# Goal of the exercise
From the listing that follows, output everything exactly except the pictures.

** begin Records for the task **

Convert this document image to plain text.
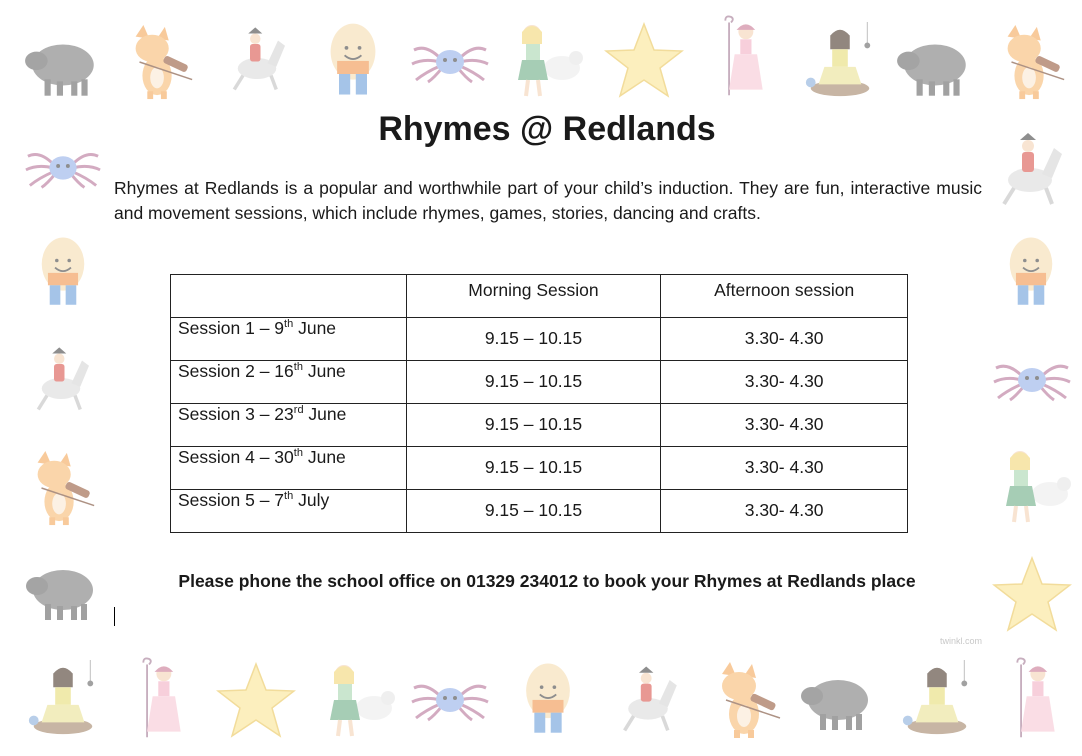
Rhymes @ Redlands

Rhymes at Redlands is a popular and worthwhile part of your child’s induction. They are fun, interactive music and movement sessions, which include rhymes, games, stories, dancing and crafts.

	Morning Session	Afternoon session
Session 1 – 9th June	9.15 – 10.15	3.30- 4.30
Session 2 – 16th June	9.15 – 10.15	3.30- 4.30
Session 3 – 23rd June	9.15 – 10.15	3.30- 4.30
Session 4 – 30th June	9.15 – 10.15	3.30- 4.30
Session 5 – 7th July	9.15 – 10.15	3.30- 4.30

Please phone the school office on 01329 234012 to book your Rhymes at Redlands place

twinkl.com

** end Records for the task **

# Worked answer
Convert this document image to plain text.
Rhymes @ Redlands

Rhymes at Redlands is a popular and worthwhile part of your child’s induction. They are fun, interactive music and movement sessions, which include rhymes, games, stories, dancing and crafts.

	Morning Session	Afternoon session
Session 1 – 9th June	9.15 – 10.15	3.30- 4.30
Session 2 – 16th June	9.15 – 10.15	3.30- 4.30
Session 3 – 23rd June	9.15 – 10.15	3.30- 4.30
Session 4 – 30th June	9.15 – 10.15	3.30- 4.30
Session 5 – 7th July	9.15 – 10.15	3.30- 4.30

Please phone the school office on 01329 234012 to book your Rhymes at Redlands place

twinkl.com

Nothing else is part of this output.